- **GIVEN INSTRUCTION**
Quote the full listing word for word.

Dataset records
********
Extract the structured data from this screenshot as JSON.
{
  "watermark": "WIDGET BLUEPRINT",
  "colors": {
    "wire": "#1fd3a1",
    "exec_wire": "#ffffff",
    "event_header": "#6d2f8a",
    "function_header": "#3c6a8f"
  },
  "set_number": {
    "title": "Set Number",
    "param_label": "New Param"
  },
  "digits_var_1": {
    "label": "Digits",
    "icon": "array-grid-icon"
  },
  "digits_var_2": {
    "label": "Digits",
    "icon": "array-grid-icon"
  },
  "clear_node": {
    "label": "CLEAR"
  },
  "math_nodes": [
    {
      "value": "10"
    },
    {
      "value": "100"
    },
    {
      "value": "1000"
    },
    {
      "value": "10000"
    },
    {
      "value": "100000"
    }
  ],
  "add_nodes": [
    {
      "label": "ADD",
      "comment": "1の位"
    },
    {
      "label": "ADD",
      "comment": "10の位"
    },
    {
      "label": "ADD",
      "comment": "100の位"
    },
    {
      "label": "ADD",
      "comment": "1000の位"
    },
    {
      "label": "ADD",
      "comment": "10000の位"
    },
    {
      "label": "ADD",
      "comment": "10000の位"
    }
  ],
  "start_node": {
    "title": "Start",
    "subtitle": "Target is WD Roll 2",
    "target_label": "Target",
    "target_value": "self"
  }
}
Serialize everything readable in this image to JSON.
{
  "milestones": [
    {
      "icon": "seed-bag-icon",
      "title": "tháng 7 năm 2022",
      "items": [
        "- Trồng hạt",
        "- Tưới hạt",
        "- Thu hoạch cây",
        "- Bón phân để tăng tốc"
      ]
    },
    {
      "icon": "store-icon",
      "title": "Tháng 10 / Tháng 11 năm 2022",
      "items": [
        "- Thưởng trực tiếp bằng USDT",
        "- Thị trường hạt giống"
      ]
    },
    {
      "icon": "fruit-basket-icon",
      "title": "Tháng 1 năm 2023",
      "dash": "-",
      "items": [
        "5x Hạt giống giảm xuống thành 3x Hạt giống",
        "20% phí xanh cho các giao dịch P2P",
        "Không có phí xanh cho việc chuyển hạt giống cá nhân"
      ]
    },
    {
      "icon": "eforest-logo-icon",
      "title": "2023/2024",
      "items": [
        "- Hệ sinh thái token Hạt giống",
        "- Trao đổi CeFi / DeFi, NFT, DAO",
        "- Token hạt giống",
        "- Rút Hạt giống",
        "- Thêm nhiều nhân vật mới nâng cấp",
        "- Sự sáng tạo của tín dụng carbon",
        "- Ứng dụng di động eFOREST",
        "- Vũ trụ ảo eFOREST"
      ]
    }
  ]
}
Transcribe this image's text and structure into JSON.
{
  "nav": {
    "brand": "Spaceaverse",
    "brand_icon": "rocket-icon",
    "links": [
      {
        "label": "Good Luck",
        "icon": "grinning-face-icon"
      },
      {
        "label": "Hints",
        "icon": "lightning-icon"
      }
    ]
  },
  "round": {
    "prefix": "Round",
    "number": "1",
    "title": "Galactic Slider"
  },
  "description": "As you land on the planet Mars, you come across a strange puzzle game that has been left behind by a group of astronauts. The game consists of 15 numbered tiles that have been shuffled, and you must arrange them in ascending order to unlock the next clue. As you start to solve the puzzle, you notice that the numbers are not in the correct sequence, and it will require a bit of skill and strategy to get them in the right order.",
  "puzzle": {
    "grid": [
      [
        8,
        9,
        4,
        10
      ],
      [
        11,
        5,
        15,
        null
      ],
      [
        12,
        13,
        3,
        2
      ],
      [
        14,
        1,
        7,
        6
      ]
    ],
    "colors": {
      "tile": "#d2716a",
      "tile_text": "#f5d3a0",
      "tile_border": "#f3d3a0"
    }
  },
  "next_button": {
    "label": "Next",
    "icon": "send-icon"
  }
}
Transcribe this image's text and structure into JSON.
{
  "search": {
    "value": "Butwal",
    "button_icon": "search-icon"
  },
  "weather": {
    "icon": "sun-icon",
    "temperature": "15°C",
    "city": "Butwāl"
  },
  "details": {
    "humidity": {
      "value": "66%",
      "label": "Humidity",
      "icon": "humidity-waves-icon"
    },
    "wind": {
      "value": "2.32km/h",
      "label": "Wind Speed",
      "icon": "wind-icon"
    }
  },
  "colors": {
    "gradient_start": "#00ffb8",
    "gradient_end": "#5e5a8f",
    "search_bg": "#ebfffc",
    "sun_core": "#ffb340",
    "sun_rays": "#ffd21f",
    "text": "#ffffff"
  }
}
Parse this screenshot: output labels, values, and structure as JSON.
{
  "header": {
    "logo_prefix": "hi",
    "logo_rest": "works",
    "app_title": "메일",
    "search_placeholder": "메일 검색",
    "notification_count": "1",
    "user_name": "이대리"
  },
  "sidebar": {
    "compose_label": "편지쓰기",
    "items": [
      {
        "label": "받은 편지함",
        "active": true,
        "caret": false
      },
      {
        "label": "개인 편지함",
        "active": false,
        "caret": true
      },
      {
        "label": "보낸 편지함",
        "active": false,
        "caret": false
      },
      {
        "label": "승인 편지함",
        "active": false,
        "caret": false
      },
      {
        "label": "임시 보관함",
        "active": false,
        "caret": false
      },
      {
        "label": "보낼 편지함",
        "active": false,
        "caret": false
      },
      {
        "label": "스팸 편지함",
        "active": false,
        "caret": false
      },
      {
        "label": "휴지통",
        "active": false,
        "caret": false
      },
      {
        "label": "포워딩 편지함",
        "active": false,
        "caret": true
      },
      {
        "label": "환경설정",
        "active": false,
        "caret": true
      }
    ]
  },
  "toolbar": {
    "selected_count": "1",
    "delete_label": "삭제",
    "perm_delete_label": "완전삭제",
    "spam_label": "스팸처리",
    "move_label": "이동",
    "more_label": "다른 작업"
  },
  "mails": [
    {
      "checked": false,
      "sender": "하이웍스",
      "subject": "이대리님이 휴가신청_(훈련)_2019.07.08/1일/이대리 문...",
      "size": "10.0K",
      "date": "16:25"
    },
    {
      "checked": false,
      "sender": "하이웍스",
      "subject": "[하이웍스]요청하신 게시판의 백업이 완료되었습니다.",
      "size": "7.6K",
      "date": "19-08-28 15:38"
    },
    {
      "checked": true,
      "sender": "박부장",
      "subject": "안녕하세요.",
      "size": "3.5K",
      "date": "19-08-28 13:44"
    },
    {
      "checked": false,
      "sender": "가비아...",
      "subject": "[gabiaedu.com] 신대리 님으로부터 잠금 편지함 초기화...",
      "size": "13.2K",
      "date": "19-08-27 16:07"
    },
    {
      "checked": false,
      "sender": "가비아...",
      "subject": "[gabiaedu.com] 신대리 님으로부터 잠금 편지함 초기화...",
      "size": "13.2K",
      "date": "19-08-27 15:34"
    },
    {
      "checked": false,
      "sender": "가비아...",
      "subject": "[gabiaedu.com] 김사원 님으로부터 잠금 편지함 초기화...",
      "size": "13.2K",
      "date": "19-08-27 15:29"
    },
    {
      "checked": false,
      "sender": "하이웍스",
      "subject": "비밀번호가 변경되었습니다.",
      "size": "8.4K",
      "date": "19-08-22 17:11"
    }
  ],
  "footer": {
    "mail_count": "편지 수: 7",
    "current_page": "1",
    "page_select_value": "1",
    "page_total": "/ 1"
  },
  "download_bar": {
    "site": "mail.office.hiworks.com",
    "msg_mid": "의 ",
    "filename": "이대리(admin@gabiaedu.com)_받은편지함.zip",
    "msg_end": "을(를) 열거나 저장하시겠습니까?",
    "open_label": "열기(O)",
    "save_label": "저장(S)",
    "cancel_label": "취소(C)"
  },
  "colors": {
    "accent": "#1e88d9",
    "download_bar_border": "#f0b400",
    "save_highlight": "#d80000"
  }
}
********
- **WORKED ANSWER**
Extract the structured data from this screenshot as JSON.
{
  "watermark": "WIDGET BLUEPRINT",
  "colors": {
    "wire": "#1fd3a1",
    "exec_wire": "#ffffff",
    "event_header": "#6d2f8a",
    "function_header": "#3c6a8f"
  },
  "set_number": {
    "title": "Set Number",
    "param_label": "New Param"
  },
  "digits_var_1": {
    "label": "Digits",
    "icon": "array-grid-icon"
  },
  "digits_var_2": {
    "label": "Digits",
    "icon": "array-grid-icon"
  },
  "clear_node": {
    "label": "CLEAR"
  },
  "math_nodes": [
    {
      "value": "10"
    },
    {
      "value": "100"
    },
    {
      "value": "1000"
    },
    {
      "value": "10000"
    },
    {
      "value": "100000"
    }
  ],
  "add_nodes": [
    {
      "label": "ADD",
      "comment": "1の位"
    },
    {
      "label": "ADD",
      "comment": "10の位"
    },
    {
      "label": "ADD",
      "comment": "100の位"
    },
    {
      "label": "ADD",
      "comment": "1000の位"
    },
    {
      "label": "ADD",
      "comment": "10000の位"
    },
    {
      "label": "ADD",
      "comment": "10000の位"
    }
  ],
  "start_node": {
    "title": "Start",
    "subtitle": "Target is WD Roll 2",
    "target_label": "Target",
    "target_value": "self"
  }
}
Serialize everything readable in this image to JSON.
{
  "milestones": [
    {
      "icon": "seed-bag-icon",
      "title": "tháng 7 năm 2022",
      "items": [
        "- Trồng hạt",
        "- Tưới hạt",
        "- Thu hoạch cây",
        "- Bón phân để tăng tốc"
      ]
    },
    {
      "icon": "store-icon",
      "title": "Tháng 10 / Tháng 11 năm 2022",
      "items": [
        "- Thưởng trực tiếp bằng USDT",
        "- Thị trường hạt giống"
      ]
    },
    {
      "icon": "fruit-basket-icon",
      "title": "Tháng 1 năm 2023",
      "dash": "-",
      "items": [
        "5x Hạt giống giảm xuống thành 3x Hạt giống",
        "20% phí xanh cho các giao dịch P2P",
        "Không có phí xanh cho việc chuyển hạt giống cá nhân"
      ]
    },
    {
      "icon": "eforest-logo-icon",
      "title": "2023/2024",
      "items": [
        "- Hệ sinh thái token Hạt giống",
        "- Trao đổi CeFi / DeFi, NFT, DAO",
        "- Token hạt giống",
        "- Rút Hạt giống",
        "- Thêm nhiều nhân vật mới nâng cấp",
        "- Sự sáng tạo của tín dụng carbon",
        "- Ứng dụng di động eFOREST",
        "- Vũ trụ ảo eFOREST"
      ]
    }
  ]
}
Transcribe this image's text and structure into JSON.
{
  "nav": {
    "brand": "Spaceaverse",
    "brand_icon": "rocket-icon",
    "links": [
      {
        "label": "Good Luck",
        "icon": "grinning-face-icon"
      },
      {
        "label": "Hints",
        "icon": "lightning-icon"
      }
    ]
  },
  "round": {
    "prefix": "Round",
    "number": "1",
    "title": "Galactic Slider"
  },
  "description": "As you land on the planet Mars, you come across a strange puzzle game that has been left behind by a group of astronauts. The game consists of 15 numbered tiles that have been shuffled, and you must arrange them in ascending order to unlock the next clue. As you start to solve the puzzle, you notice that the numbers are not in the correct sequence, and it will require a bit of skill and strategy to get them in the right order.",
  "puzzle": {
    "grid": [
      [
        8,
        9,
        4,
        10
      ],
      [
        11,
        5,
        15,
        null
      ],
      [
        12,
        13,
        3,
        2
      ],
      [
        14,
        1,
        7,
        6
      ]
    ],
    "colors": {
      "tile": "#d2716a",
      "tile_text": "#f5d3a0",
      "tile_border": "#f3d3a0"
    }
  },
  "next_button": {
    "label": "Next",
    "icon": "send-icon"
  }
}
Transcribe this image's text and structure into JSON.
{
  "search": {
    "value": "Butwal",
    "button_icon": "search-icon"
  },
  "weather": {
    "icon": "sun-icon",
    "temperature": "15°C",
    "city": "Butwāl"
  },
  "details": {
    "humidity": {
      "value": "66%",
      "label": "Humidity",
      "icon": "humidity-waves-icon"
    },
    "wind": {
      "value": "2.32km/h",
      "label": "Wind Speed",
      "icon": "wind-icon"
    }
  },
  "colors": {
    "gradient_start": "#00ffb8",
    "gradient_end": "#5e5a8f",
    "search_bg": "#ebfffc",
    "sun_core": "#ffb340",
    "sun_rays": "#ffd21f",
    "text": "#ffffff"
  }
}
Parse this screenshot: output labels, values, and structure as JSON.
{
  "header": {
    "logo_prefix": "hi",
    "logo_rest": "works",
    "app_title": "메일",
    "search_placeholder": "메일 검색",
    "notification_count": "1",
    "user_name": "이대리"
  },
  "sidebar": {
    "compose_label": "편지쓰기",
    "items": [
      {
        "label": "받은 편지함",
        "active": true,
        "caret": false
      },
      {
        "label": "개인 편지함",
        "active": false,
        "caret": true
      },
      {
        "label": "보낸 편지함",
        "active": false,
        "caret": false
      },
      {
        "label": "승인 편지함",
        "active": false,
        "caret": false
      },
      {
        "label": "임시 보관함",
        "active": false,
        "caret": false
      },
      {
        "label": "보낼 편지함",
        "active": false,
        "caret": false
      },
      {
        "label": "스팸 편지함",
        "active": false,
        "caret": false
      },
      {
        "label": "휴지통",
        "active": false,
        "caret": false
      },
      {
        "label": "포워딩 편지함",
        "active": false,
        "caret": true
      },
      {
        "label": "환경설정",
        "active": false,
        "caret": true
      }
    ]
  },
  "toolbar": {
    "selected_count": "1",
    "delete_label": "삭제",
    "perm_delete_label": "완전삭제",
    "spam_label": "스팸처리",
    "move_label": "이동",
    "more_label": "다른 작업"
  },
  "mails": [
    {
      "checked": false,
      "sender": "하이웍스",
      "subject": "이대리님이 휴가신청_(훈련)_2019.07.08/1일/이대리 문...",
      "size": "10.0K",
      "date": "16:25"
    },
    {
      "checked": false,
      "sender": "하이웍스",
      "subject": "[하이웍스]요청하신 게시판의 백업이 완료되었습니다.",
      "size": "7.6K",
      "date": "19-08-28 15:38"
    },
    {
      "checked": true,
      "sender": "박부장",
      "subject": "안녕하세요.",
      "size": "3.5K",
      "date": "19-08-28 13:44"
    },
    {
      "checked": false,
      "sender": "가비아...",
      "subject": "[gabiaedu.com] 신대리 님으로부터 잠금 편지함 초기화...",
      "size": "13.2K",
      "date": "19-08-27 16:07"
    },
    {
      "checked": false,
      "sender": "가비아...",
      "subject": "[gabiaedu.com] 신대리 님으로부터 잠금 편지함 초기화...",
      "size": "13.2K",
      "date": "19-08-27 15:34"
    },
    {
      "checked": false,
      "sender": "가비아...",
      "subject": "[gabiaedu.com] 김사원 님으로부터 잠금 편지함 초기화...",
      "size": "13.2K",
      "date": "19-08-27 15:29"
    },
    {
      "checked": false,
      "sender": "하이웍스",
      "subject": "비밀번호가 변경되었습니다.",
      "size": "8.4K",
      "date": "19-08-22 17:11"
    }
  ],
  "footer": {
    "mail_count": "편지 수: 7",
    "current_page": "1",
    "page_select_value": "1",
    "page_total": "/ 1"
  },
  "download_bar": {
    "site": "mail.office.hiworks.com",
    "msg_mid": "의 ",
    "filename": "이대리(admin@gabiaedu.com)_받은편지함.zip",
    "msg_end": "을(를) 열거나 저장하시겠습니까?",
    "open_label": "열기(O)",
    "save_label": "저장(S)",
    "cancel_label": "취소(C)"
  },
  "colors": {
    "accent": "#1e88d9",
    "download_bar_border": "#f0b400",
    "save_highlight": "#d80000"
  }
}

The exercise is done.